• DATA SHOWN:

□ □ □

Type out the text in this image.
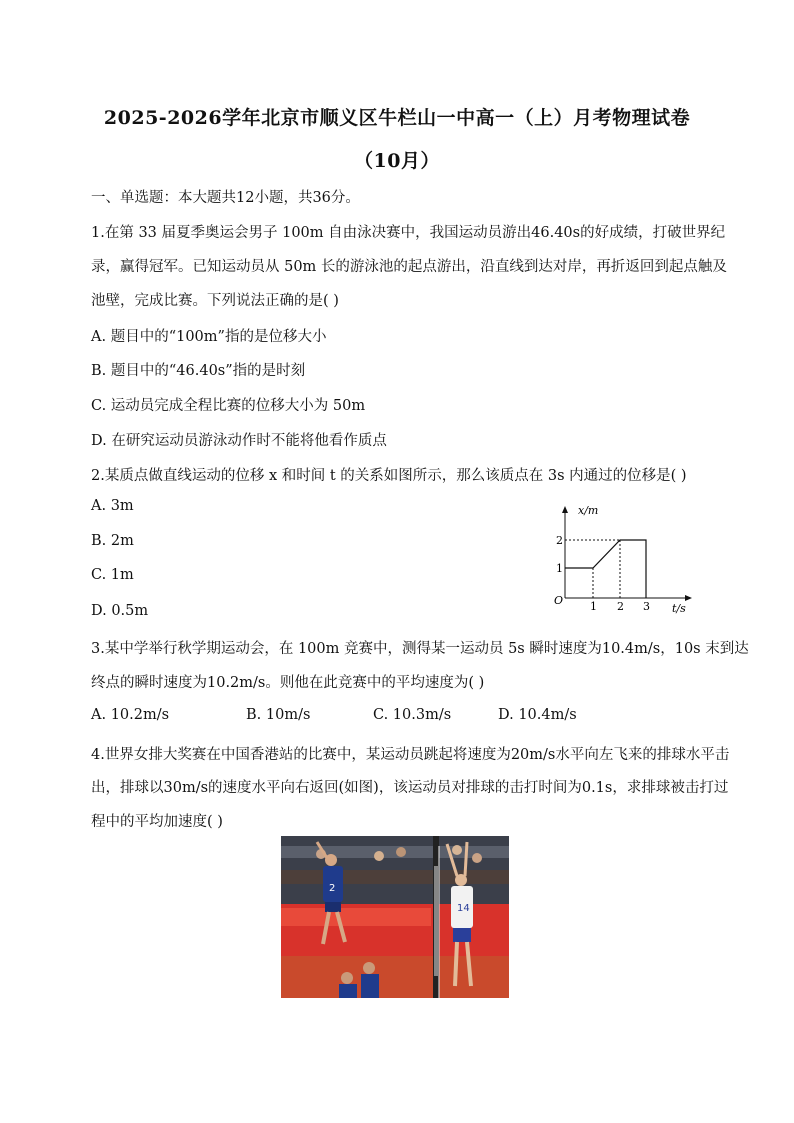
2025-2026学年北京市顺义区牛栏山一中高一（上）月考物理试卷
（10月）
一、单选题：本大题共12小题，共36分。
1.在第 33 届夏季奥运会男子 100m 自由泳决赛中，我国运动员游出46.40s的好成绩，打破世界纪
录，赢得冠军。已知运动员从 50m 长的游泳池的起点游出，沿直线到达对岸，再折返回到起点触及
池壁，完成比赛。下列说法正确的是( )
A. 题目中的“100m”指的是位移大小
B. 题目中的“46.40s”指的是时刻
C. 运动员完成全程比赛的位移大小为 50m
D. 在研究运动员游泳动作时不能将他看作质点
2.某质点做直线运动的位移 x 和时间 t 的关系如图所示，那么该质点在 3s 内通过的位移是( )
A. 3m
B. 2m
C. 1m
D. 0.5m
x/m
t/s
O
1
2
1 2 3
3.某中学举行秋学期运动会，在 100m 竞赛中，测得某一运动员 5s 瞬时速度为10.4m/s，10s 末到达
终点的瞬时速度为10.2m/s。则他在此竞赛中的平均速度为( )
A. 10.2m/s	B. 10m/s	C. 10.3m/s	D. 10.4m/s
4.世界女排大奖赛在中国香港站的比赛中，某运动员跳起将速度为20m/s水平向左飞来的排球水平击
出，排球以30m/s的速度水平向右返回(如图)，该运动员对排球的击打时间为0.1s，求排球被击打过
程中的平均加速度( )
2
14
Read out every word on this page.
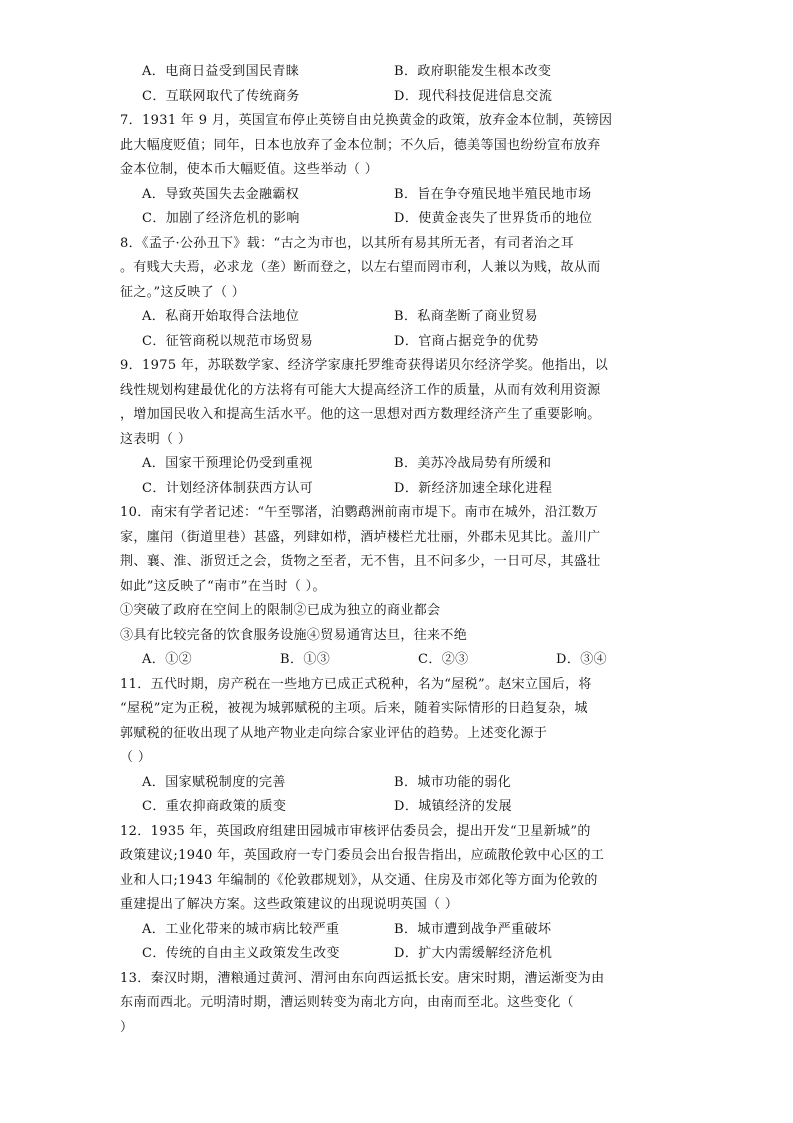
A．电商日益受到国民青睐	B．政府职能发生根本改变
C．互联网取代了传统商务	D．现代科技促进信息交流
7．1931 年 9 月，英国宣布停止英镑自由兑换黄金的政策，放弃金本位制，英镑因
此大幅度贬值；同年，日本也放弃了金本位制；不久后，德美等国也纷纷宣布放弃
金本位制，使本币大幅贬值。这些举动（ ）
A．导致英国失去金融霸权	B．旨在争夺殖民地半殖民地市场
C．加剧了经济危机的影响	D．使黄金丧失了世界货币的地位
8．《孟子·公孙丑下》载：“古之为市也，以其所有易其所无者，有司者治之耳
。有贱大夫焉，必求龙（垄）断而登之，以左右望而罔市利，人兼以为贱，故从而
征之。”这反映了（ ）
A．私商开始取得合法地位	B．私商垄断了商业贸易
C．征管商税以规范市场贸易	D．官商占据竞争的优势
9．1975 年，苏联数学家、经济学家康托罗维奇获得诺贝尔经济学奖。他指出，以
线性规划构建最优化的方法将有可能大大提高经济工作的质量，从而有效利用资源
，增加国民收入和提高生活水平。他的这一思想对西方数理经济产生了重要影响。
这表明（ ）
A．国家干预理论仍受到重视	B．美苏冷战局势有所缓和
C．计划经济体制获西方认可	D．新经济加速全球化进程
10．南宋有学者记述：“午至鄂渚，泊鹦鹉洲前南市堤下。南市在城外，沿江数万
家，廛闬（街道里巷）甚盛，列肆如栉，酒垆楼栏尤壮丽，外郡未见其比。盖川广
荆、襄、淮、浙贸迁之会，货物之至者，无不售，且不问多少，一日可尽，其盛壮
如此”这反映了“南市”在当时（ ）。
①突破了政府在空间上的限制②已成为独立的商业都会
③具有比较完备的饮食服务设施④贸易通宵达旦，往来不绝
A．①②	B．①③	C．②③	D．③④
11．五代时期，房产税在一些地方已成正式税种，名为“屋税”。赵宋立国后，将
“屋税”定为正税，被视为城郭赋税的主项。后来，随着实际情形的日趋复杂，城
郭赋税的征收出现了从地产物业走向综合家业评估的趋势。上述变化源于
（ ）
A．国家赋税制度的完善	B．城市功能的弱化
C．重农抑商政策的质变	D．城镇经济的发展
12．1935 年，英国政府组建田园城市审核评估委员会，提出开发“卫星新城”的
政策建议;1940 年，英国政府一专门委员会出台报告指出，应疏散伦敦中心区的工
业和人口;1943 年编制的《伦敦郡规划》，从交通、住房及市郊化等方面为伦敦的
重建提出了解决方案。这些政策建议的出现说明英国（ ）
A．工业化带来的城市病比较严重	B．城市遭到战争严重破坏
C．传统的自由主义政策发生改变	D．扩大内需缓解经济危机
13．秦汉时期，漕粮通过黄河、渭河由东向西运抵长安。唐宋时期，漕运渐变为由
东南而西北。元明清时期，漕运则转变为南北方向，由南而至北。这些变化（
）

□ □ □

• PROBLEM REQUIREMENTS: Repeat exactly the lines from the one containing "Read out every word on this page." to the last line of the records above, including both, and leave out any pictures.

• SOLVED PROBLEM:
Read out every word on this page.
A．电商日益受到国民青睐	B．政府职能发生根本改变
C．互联网取代了传统商务	D．现代科技促进信息交流
7．1931 年 9 月，英国宣布停止英镑自由兑换黄金的政策，放弃金本位制，英镑因
此大幅度贬值；同年，日本也放弃了金本位制；不久后，德美等国也纷纷宣布放弃
金本位制，使本币大幅贬值。这些举动（ ）
A．导致英国失去金融霸权	B．旨在争夺殖民地半殖民地市场
C．加剧了经济危机的影响	D．使黄金丧失了世界货币的地位
8．《孟子·公孙丑下》载：“古之为市也，以其所有易其所无者，有司者治之耳
。有贱大夫焉，必求龙（垄）断而登之，以左右望而罔市利，人兼以为贱，故从而
征之。”这反映了（ ）
A．私商开始取得合法地位	B．私商垄断了商业贸易
C．征管商税以规范市场贸易	D．官商占据竞争的优势
9．1975 年，苏联数学家、经济学家康托罗维奇获得诺贝尔经济学奖。他指出，以
线性规划构建最优化的方法将有可能大大提高经济工作的质量，从而有效利用资源
，增加国民收入和提高生活水平。他的这一思想对西方数理经济产生了重要影响。
这表明（ ）
A．国家干预理论仍受到重视	B．美苏冷战局势有所缓和
C．计划经济体制获西方认可	D．新经济加速全球化进程
10．南宋有学者记述：“午至鄂渚，泊鹦鹉洲前南市堤下。南市在城外，沿江数万
家，廛闬（街道里巷）甚盛，列肆如栉，酒垆楼栏尤壮丽，外郡未见其比。盖川广
荆、襄、淮、浙贸迁之会，货物之至者，无不售，且不问多少，一日可尽，其盛壮
如此”这反映了“南市”在当时（ ）。
①突破了政府在空间上的限制②已成为独立的商业都会
③具有比较完备的饮食服务设施④贸易通宵达旦，往来不绝
A．①②	B．①③	C．②③	D．③④
11．五代时期，房产税在一些地方已成正式税种，名为“屋税”。赵宋立国后，将
“屋税”定为正税，被视为城郭赋税的主项。后来，随着实际情形的日趋复杂，城
郭赋税的征收出现了从地产物业走向综合家业评估的趋势。上述变化源于
（ ）
A．国家赋税制度的完善	B．城市功能的弱化
C．重农抑商政策的质变	D．城镇经济的发展
12．1935 年，英国政府组建田园城市审核评估委员会，提出开发“卫星新城”的
政策建议;1940 年，英国政府一专门委员会出台报告指出，应疏散伦敦中心区的工
业和人口;1943 年编制的《伦敦郡规划》，从交通、住房及市郊化等方面为伦敦的
重建提出了解决方案。这些政策建议的出现说明英国（ ）
A．工业化带来的城市病比较严重	B．城市遭到战争严重破坏
C．传统的自由主义政策发生改变	D．扩大内需缓解经济危机
13．秦汉时期，漕粮通过黄河、渭河由东向西运抵长安。唐宋时期，漕运渐变为由
东南而西北。元明清时期，漕运则转变为南北方向，由南而至北。这些变化（
）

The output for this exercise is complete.